DATASET RECORDS -
***
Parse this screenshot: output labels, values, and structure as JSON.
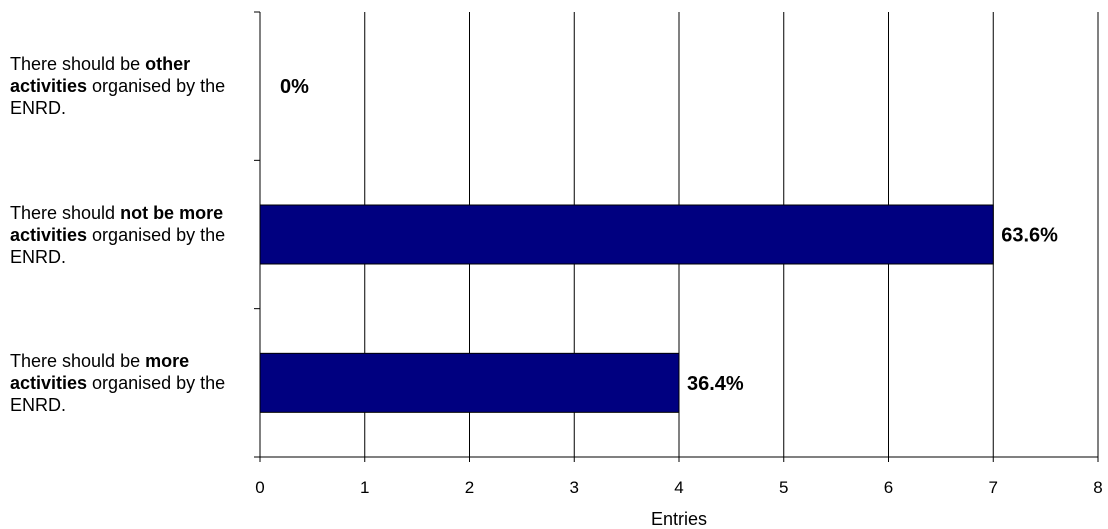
{
  "chart_data": {
    "type": "bar",
    "orientation": "horizontal",
    "categories": [
      [
        {
          "text": "There should be ",
          "bold": false
        },
        {
          "text": "other activities",
          "bold": true
        },
        {
          "text": " organised by the ENRD.",
          "bold": false
        }
      ],
      [
        {
          "text": "There should ",
          "bold": false
        },
        {
          "text": "not be more activities",
          "bold": true
        },
        {
          "text": " organised by the ENRD.",
          "bold": false
        }
      ],
      [
        {
          "text": "There should be ",
          "bold": false
        },
        {
          "text": "more activities",
          "bold": true
        },
        {
          "text": " organised by the ENRD.",
          "bold": false
        }
      ]
    ],
    "values": [
      0,
      7,
      4
    ],
    "data_labels": [
      "0%",
      "63.6%",
      "36.4%"
    ],
    "xlabel": "Entries",
    "xlim": [
      0,
      8
    ],
    "xticks": [
      "0",
      "1",
      "2",
      "3",
      "4",
      "5",
      "6",
      "7",
      "8"
    ],
    "grid": "vertical",
    "legend": "none",
    "bar_color": "#000080"
  }
}
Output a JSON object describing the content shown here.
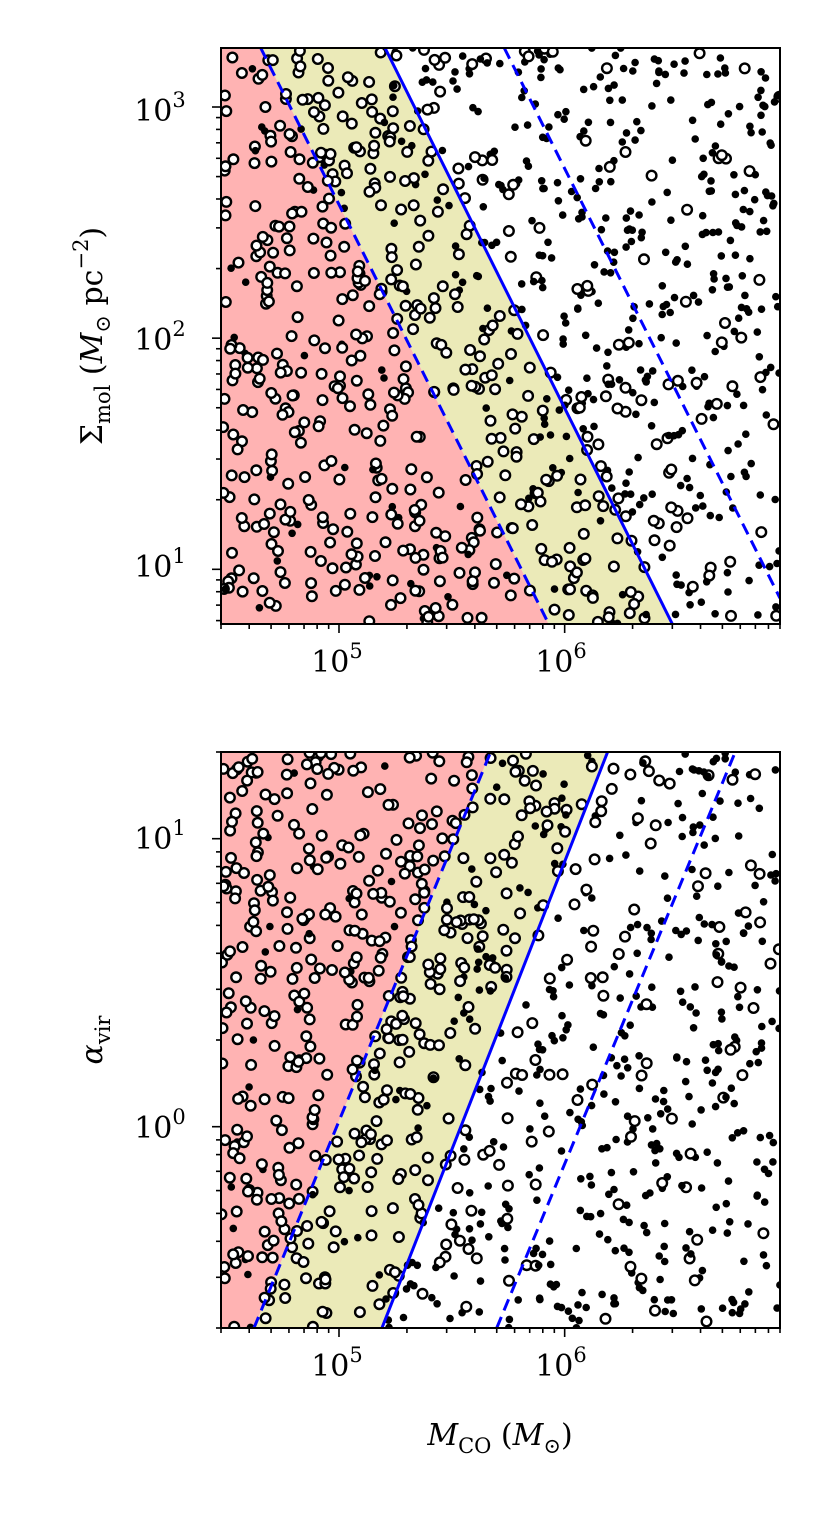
{
  "chart_data": [
    {
      "type": "scatter",
      "panel": "top",
      "xlabel": {
        "base": "M",
        "sub": "CO",
        "unit_open": " (",
        "unit": "M",
        "unit_sub": "⊙",
        "unit_close": ")"
      },
      "ylabel": {
        "base": "Σ",
        "sub": "mol",
        "unit_open": " (",
        "unit": "M",
        "unit_sub": "⊙",
        "unit_mid": " pc",
        "unit_sup": "−2",
        "unit_close": ")"
      },
      "xscale": "log",
      "yscale": "log",
      "xlim": [
        30000,
        9000000
      ],
      "ylim": [
        5.8,
        1800
      ],
      "xticks": [
        {
          "base": "10",
          "exp": "5"
        },
        {
          "base": "10",
          "exp": "6"
        }
      ],
      "yticks": [
        {
          "base": "10",
          "exp": "1"
        },
        {
          "base": "10",
          "exp": "2"
        },
        {
          "base": "10",
          "exp": "3"
        }
      ],
      "regions": [
        {
          "name": "below lower limit",
          "color": "#ffb3b3"
        },
        {
          "name": "between limits",
          "color": "#ebeab8"
        }
      ],
      "lines": [
        {
          "style": "solid",
          "color": "#0000ff",
          "points": [
            [
              160000,
              1800
            ],
            [
              3000000,
              5.8
            ]
          ]
        },
        {
          "style": "dashed",
          "color": "#0000ff",
          "points": [
            [
              45000,
              1800
            ],
            [
              850000,
              5.8
            ]
          ]
        },
        {
          "style": "dashed",
          "color": "#0000ff",
          "points": [
            [
              540000,
              1800
            ],
            [
              9000000,
              7.5
            ]
          ]
        }
      ],
      "series": [
        {
          "marker": "open circle",
          "color": "#000000",
          "n": 560
        },
        {
          "marker": "filled circle",
          "color": "#000000",
          "n": 430
        }
      ]
    },
    {
      "type": "scatter",
      "panel": "bottom",
      "xlabel": {
        "base": "M",
        "sub": "CO",
        "unit_open": " (",
        "unit": "M",
        "unit_sub": "⊙",
        "unit_close": ")"
      },
      "ylabel": {
        "base": "α",
        "sub": "vir"
      },
      "xscale": "log",
      "yscale": "log",
      "xlim": [
        30000,
        9000000
      ],
      "ylim": [
        0.2,
        20
      ],
      "xticks": [
        {
          "base": "10",
          "exp": "5"
        },
        {
          "base": "10",
          "exp": "6"
        }
      ],
      "yticks": [
        {
          "base": "10",
          "exp": "0"
        },
        {
          "base": "10",
          "exp": "1"
        }
      ],
      "regions": [
        {
          "name": "below lower limit",
          "color": "#ffb3b3"
        },
        {
          "name": "between limits",
          "color": "#ebeab8"
        }
      ],
      "lines": [
        {
          "style": "solid",
          "color": "#0000ff",
          "points": [
            [
              155000,
              0.2
            ],
            [
              1550000,
              20
            ]
          ]
        },
        {
          "style": "dashed",
          "color": "#0000ff",
          "points": [
            [
              42000,
              0.2
            ],
            [
              470000,
              20
            ]
          ]
        },
        {
          "style": "dashed",
          "color": "#0000ff",
          "points": [
            [
              500000,
              0.2
            ],
            [
              5700000,
              20
            ]
          ]
        }
      ],
      "series": [
        {
          "marker": "open circle",
          "color": "#000000",
          "n": 560
        },
        {
          "marker": "filled circle",
          "color": "#000000",
          "n": 430
        }
      ]
    }
  ]
}
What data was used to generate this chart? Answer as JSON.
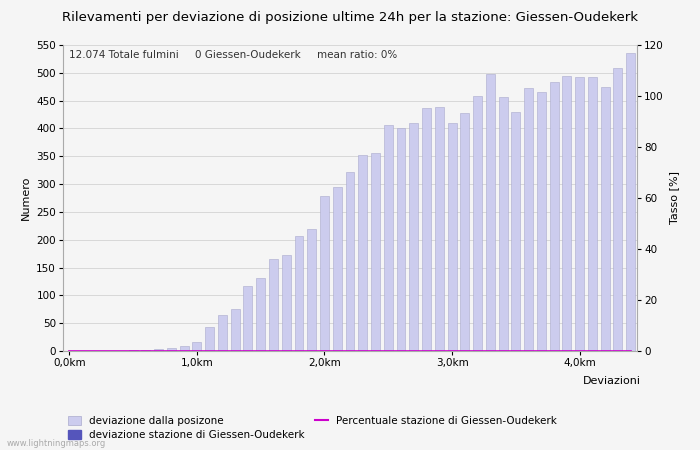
{
  "title": "Rilevamenti per deviazione di posizione ultime 24h per la stazione: Giessen-Oudekerk",
  "subtitle": "12.074 Totale fulmini     0 Giessen-Oudekerk     mean ratio: 0%",
  "xlabel": "Deviazioni",
  "ylabel_left": "Numero",
  "ylabel_right": "Tasso [%]",
  "bar_values": [
    0,
    0,
    0,
    0,
    0,
    1,
    2,
    3,
    5,
    9,
    16,
    43,
    65,
    75,
    116,
    131,
    166,
    172,
    207,
    220,
    279,
    295,
    321,
    352,
    355,
    406,
    400,
    409,
    437,
    438,
    409,
    427,
    458,
    497,
    456,
    430,
    472,
    466,
    484,
    494,
    492,
    493,
    475,
    509,
    535
  ],
  "bar_color": "#ccccee",
  "bar_edge_color": "#aaaacc",
  "station_bar_color": "#5555bb",
  "station_bar_values": [
    0,
    0,
    0,
    0,
    0,
    0,
    0,
    0,
    0,
    0,
    0,
    0,
    0,
    0,
    0,
    0,
    0,
    0,
    0,
    0,
    0,
    0,
    0,
    0,
    0,
    0,
    0,
    0,
    0,
    0,
    0,
    0,
    0,
    0,
    0,
    0,
    0,
    0,
    0,
    0,
    0,
    0,
    0,
    0,
    0
  ],
  "ratio_values": [
    0,
    0,
    0,
    0,
    0,
    0,
    0,
    0,
    0,
    0,
    0,
    0,
    0,
    0,
    0,
    0,
    0,
    0,
    0,
    0,
    0,
    0,
    0,
    0,
    0,
    0,
    0,
    0,
    0,
    0,
    0,
    0,
    0,
    0,
    0,
    0,
    0,
    0,
    0,
    0,
    0,
    0,
    0,
    0,
    0
  ],
  "ratio_color": "#cc00cc",
  "n_bars": 45,
  "ylim_left": [
    0,
    550
  ],
  "ylim_right": [
    0,
    120
  ],
  "yticks_left": [
    0,
    50,
    100,
    150,
    200,
    250,
    300,
    350,
    400,
    450,
    500,
    550
  ],
  "yticks_right": [
    0,
    20,
    40,
    60,
    80,
    100,
    120
  ],
  "xtick_positions": [
    0,
    10,
    20,
    30,
    40
  ],
  "xtick_labels": [
    "0,0km",
    "1,0km",
    "2,0km",
    "3,0km",
    "4,0km"
  ],
  "background_color": "#f5f5f5",
  "plot_bg_color": "#f5f5f5",
  "grid_color": "#cccccc",
  "legend_labels": [
    "deviazione dalla posizone",
    "deviazione stazione di Giessen-Oudekerk",
    "Percentuale stazione di Giessen-Oudekerk"
  ],
  "watermark": "www.lightningmaps.org",
  "title_fontsize": 9.5,
  "label_fontsize": 8,
  "tick_fontsize": 7.5,
  "subtitle_fontsize": 7.5,
  "legend_fontsize": 7.5
}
***
WHAT YOU NEED TO DO - Look for "activities" and pull out every line that has it.

WRITTEN ANSWER -
          "text": "other activities",
          "text": "not be more activities",
          "text": "more activities",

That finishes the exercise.